| What is needed |
Pull out each line of the data that includes the word "CIFAR".

| Dataset extract |
^^^^^^^^

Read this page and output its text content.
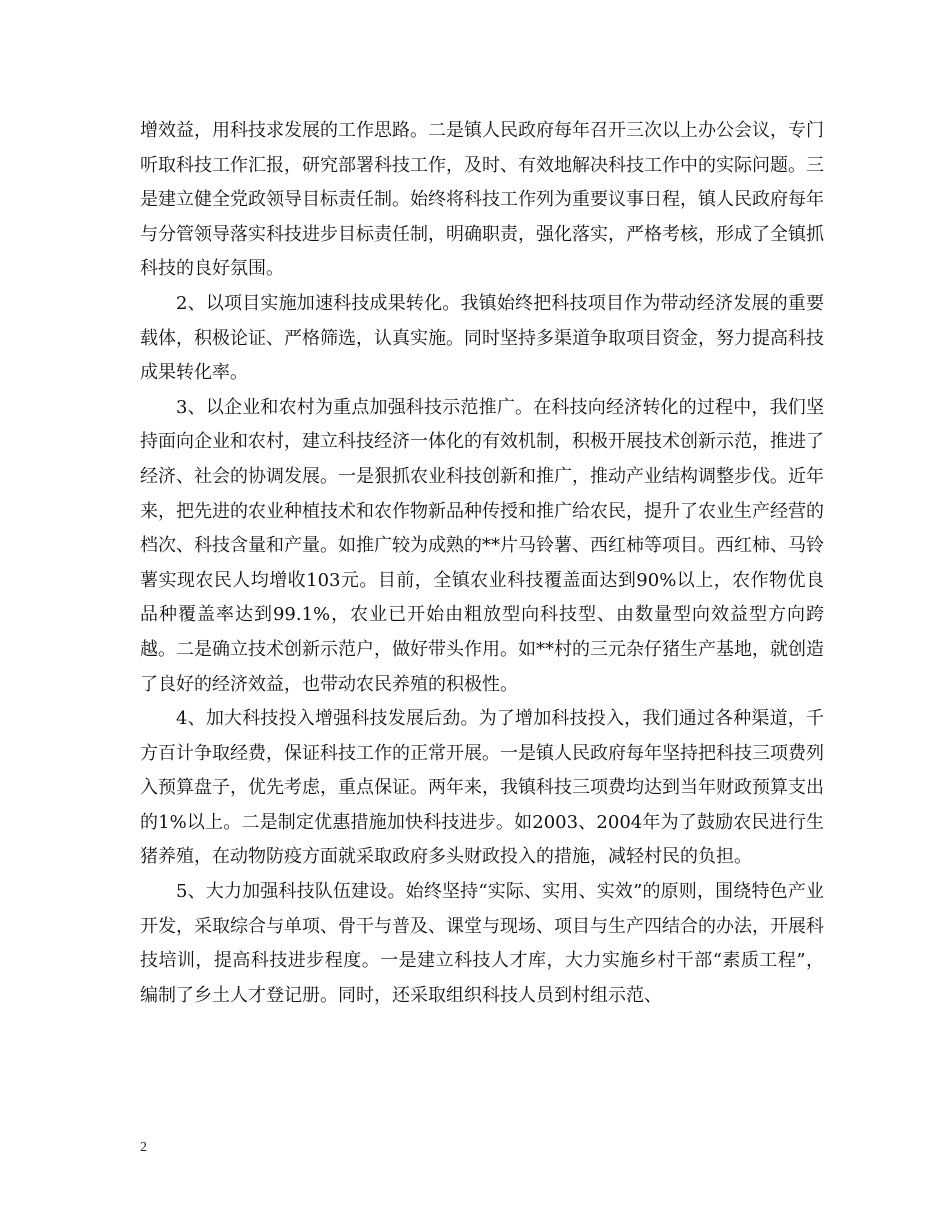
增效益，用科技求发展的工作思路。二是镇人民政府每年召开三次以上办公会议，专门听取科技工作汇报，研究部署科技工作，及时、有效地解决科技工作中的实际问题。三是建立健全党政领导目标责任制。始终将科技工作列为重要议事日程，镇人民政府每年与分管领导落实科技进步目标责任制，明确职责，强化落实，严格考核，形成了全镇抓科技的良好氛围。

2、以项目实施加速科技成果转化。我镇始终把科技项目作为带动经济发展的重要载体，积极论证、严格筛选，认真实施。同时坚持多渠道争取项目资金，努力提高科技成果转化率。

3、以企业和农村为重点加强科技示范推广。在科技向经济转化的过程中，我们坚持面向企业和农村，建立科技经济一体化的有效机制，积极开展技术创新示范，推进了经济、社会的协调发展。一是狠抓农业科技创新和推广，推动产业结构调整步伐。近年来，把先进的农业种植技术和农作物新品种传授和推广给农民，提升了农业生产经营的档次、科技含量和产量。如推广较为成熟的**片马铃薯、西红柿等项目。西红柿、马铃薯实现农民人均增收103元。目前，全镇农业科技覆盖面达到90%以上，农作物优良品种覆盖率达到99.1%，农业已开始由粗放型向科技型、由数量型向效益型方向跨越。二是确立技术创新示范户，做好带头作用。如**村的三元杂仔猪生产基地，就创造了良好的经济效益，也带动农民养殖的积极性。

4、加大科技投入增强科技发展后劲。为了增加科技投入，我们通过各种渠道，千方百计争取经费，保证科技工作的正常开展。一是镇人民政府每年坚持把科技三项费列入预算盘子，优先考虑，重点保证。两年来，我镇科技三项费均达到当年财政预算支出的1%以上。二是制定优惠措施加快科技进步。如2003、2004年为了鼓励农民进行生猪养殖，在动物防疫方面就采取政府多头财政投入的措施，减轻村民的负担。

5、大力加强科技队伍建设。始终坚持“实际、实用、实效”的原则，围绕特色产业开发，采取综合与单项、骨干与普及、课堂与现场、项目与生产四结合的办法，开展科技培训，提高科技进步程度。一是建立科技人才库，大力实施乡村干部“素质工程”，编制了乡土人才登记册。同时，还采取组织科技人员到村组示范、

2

^^^^^^^^

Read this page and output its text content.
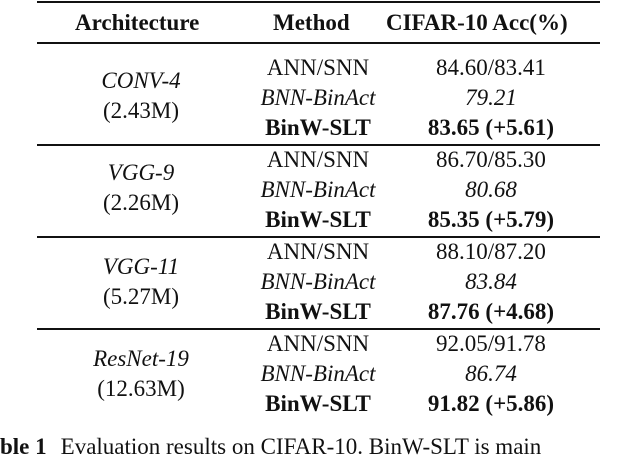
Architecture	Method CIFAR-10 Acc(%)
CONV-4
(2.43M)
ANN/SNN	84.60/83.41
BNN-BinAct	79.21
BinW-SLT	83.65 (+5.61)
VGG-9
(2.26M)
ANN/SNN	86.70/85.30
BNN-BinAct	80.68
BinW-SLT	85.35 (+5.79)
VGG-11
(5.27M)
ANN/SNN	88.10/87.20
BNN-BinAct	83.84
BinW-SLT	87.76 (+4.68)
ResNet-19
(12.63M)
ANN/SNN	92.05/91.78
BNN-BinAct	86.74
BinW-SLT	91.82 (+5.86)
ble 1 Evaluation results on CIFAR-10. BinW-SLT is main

^^^^^^^^

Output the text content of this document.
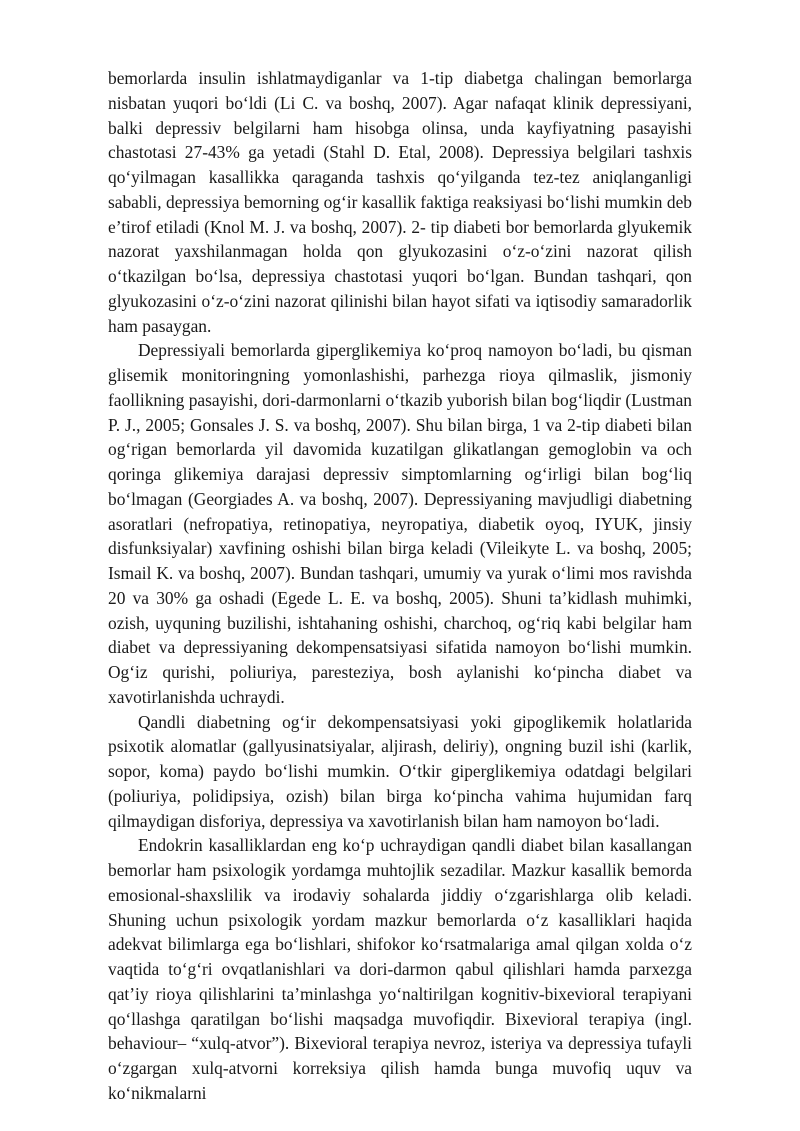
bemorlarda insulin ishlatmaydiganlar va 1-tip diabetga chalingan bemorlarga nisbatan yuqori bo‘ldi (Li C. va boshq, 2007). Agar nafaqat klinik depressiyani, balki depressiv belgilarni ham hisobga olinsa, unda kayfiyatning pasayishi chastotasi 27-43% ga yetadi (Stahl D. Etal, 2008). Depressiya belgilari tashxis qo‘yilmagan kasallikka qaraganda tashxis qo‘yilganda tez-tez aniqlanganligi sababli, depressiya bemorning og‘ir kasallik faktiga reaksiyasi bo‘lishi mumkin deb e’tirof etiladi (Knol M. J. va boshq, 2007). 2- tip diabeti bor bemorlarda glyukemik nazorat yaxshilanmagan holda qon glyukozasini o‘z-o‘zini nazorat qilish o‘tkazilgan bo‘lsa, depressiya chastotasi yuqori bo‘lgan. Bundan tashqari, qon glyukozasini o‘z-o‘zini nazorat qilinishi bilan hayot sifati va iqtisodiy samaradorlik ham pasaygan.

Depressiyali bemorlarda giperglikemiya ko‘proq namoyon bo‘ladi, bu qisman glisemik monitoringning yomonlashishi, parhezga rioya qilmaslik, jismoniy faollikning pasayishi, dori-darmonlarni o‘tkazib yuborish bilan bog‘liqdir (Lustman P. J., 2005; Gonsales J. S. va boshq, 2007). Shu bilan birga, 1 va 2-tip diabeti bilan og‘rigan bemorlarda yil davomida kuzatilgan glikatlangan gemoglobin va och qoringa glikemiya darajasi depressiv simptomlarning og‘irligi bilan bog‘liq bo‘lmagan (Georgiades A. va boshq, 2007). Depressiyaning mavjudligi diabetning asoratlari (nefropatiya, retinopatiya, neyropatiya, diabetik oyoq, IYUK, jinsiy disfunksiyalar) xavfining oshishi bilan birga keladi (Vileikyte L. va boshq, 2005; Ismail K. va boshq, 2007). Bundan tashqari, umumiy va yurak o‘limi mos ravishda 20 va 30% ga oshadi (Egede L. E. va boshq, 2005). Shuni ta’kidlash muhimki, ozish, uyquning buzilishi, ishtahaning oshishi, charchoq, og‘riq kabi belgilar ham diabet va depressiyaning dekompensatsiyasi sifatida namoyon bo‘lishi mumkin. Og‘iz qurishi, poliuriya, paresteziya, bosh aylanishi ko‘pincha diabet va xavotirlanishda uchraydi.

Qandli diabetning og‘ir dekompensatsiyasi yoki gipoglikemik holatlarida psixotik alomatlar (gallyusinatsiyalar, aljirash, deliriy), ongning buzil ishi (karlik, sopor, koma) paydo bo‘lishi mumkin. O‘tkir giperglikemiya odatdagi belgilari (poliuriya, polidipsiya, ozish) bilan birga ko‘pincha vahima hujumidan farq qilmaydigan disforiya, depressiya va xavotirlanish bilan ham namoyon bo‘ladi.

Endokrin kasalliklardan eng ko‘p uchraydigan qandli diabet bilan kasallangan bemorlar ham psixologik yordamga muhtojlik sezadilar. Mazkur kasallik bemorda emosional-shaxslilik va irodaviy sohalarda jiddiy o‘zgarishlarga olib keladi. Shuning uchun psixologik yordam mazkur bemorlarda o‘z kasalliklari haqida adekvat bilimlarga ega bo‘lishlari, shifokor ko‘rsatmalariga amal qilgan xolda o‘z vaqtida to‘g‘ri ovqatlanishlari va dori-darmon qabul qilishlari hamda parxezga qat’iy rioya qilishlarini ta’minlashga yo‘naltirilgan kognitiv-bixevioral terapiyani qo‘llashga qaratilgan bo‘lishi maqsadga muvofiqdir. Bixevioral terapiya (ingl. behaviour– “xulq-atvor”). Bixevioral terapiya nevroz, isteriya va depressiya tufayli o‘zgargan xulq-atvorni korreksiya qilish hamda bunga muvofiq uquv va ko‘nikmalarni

^^^^^^^^

| Full solution |
Architecture	Method CIFAR-10 Acc(%)
ble 1 Evaluation results on CIFAR-10. BinW-SLT is main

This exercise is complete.